## Document excerpt

__________

Most of us won’t get that lucky in a remodeling or decorating project (and besides, we probably don’t have the connections to go to such lengths anyway). Your spouse or partner either holds firm, is willing to make adjustments, doesn’t care or refuses to argue. You have to fight it out the old fashioned way and perhaps even endure some stony silence. Even so, there are ways that you can get your way or give in graciously and really feel good about it. Kay did and even she developed a new-found admiration for the wall.

Sometimes you have to back down just because you love someone
This holds in all aspects of a relationship, but is particularly true when you’re contemplating living with avocado green walls or 1970s track lighting for the rest of your life. Even people who agree on most things, won’t always agree on furniture, accessories, colors or decor. At the end of our kitchen project, Bob and Kay were bickering over open shelves. Kay wanted a distressed, architectural look; Bob wanted restaurant-style stainless steel. Finally I said, "you know guys, sometimes you have to do something just because you love the other person." Kay jumped at the chance to be understanding, Bob got his shelves and Kay felt wonderful that she could give him that gift.


Find a way to highlight your partner’s personality in a room
I had almost finished redecorating the master bedroom and since the charcoal gray carpet couldn’t be replaced, I decided to go with black and white. Nineteenth century transferware plates adorned the walls; a black and white toile bedspread was in place. My former husband didn’t say anything, but I sensed he was feeling edged out. And so I pulled out a giant, framed, black and white photograph of Jerry Garcia (of Grateful Dead fame) and hung it above his period 1830s Empire dresser (newly painted in ebony satin). He laughed, but didn’t take it down. He appreciated my nod to his taste and it actually looked great.

Sometimes, you just have to find a middle ground
Years ago, I dragged home the most beautiful set of six, old rusty French iron garden chairs. They were perfect for the kitchen, old, distinctive and really shabby. My now ex-husband immediately pointed out how heavy they were; they’d scratch the oak floor, shed rust and flaky paint everywhere, and they were a little too low for the table. None of that mattered to me–they were fabulous!  But after giving it some thought, I decided to give in. Now the chairs sit outside and are charming on the porch. When Aunt Kay wanted to use old worn bricks to cover the entire front yard, Bob protested, "but I love to feel the grass under my feet when I get the paper." So instead of of an all-brick courtyard, Kay designed a round brick patio surrounded by elegant, curved patches of lush green grass that greeted Bob each morning when he retrieved the newspaper.

__________

Dataset entries:
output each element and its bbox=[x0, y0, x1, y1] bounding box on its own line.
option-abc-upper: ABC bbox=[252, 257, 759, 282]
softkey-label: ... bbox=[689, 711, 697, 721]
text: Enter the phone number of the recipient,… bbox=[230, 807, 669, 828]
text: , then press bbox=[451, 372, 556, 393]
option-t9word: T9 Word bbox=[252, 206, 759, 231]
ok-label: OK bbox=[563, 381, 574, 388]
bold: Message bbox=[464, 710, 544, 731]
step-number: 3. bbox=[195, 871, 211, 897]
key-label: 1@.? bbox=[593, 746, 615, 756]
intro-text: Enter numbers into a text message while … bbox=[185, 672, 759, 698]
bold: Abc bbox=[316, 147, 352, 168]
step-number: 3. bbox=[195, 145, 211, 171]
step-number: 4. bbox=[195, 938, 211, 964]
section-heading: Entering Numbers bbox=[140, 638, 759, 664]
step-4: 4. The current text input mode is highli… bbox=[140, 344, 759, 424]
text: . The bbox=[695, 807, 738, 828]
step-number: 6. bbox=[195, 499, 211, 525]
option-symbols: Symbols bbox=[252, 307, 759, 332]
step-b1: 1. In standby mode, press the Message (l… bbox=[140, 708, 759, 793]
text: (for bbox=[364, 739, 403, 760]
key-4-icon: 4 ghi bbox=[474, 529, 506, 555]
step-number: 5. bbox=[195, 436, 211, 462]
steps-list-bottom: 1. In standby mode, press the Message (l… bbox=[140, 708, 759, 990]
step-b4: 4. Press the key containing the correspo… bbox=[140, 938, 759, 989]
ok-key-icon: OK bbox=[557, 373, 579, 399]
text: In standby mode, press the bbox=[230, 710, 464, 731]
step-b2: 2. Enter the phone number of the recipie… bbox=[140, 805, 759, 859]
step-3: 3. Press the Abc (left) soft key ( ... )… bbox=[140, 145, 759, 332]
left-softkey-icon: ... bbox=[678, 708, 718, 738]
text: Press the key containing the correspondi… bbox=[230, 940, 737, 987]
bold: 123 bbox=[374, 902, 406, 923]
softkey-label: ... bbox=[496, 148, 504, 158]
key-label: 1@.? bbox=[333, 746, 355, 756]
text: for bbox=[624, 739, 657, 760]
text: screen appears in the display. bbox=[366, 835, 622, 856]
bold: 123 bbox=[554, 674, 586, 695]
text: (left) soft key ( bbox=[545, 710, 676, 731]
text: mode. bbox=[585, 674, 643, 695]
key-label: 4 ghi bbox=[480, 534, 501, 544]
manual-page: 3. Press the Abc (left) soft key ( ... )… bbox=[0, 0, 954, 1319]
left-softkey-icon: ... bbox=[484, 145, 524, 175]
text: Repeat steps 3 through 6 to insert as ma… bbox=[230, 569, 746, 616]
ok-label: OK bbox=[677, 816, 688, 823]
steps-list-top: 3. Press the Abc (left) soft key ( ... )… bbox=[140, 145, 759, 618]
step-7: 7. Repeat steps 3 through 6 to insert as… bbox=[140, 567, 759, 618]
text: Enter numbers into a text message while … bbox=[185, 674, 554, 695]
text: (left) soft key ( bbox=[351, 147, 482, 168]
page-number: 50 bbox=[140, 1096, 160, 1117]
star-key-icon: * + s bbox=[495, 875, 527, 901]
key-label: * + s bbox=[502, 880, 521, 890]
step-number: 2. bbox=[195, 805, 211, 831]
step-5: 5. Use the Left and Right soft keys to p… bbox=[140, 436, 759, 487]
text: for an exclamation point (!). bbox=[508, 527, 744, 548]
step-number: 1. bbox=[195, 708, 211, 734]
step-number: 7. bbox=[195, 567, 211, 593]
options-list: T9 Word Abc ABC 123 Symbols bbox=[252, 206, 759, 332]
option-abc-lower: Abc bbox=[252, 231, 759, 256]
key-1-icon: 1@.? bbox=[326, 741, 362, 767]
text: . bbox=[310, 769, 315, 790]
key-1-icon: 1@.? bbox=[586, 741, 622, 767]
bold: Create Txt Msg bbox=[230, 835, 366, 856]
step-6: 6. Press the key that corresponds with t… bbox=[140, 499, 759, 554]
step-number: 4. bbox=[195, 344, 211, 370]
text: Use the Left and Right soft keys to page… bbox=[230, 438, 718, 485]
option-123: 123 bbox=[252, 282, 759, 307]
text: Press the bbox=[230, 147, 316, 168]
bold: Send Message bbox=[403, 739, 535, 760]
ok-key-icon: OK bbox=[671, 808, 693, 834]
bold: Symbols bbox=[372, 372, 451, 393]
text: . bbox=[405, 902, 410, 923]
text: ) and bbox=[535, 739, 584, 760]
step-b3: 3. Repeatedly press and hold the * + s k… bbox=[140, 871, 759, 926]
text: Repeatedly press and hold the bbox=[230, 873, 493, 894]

__________

## Exercise A
In the decorating excerpt, what kind of shelves did Bob want for the kitchen?
## Exercise B
Please carry on with the decorating excerpt from the point where it stops.

## Task result A
Restaurant-style stainless steel shelves.

## Task result B
If all else fails, find some separate space
When partners really can’t settle their decorating or remodeling differences, the solution can be carving out some private space. My friend Debbie’s husband gets the garden–anything he wants there goes. Another friend gave up the best room in the house for her husband’s retreat. Although the kids are consigned to the basement family room as a result, he gets to pick his colors, hang anything on the walls and make everything suit his tastes. Some couples I know divvy up rooms and allow one person to decorate entirely to their own tastes. Other couples work out their decorating differences by allowing each to make all the decisions about furniture, lighting or accessories.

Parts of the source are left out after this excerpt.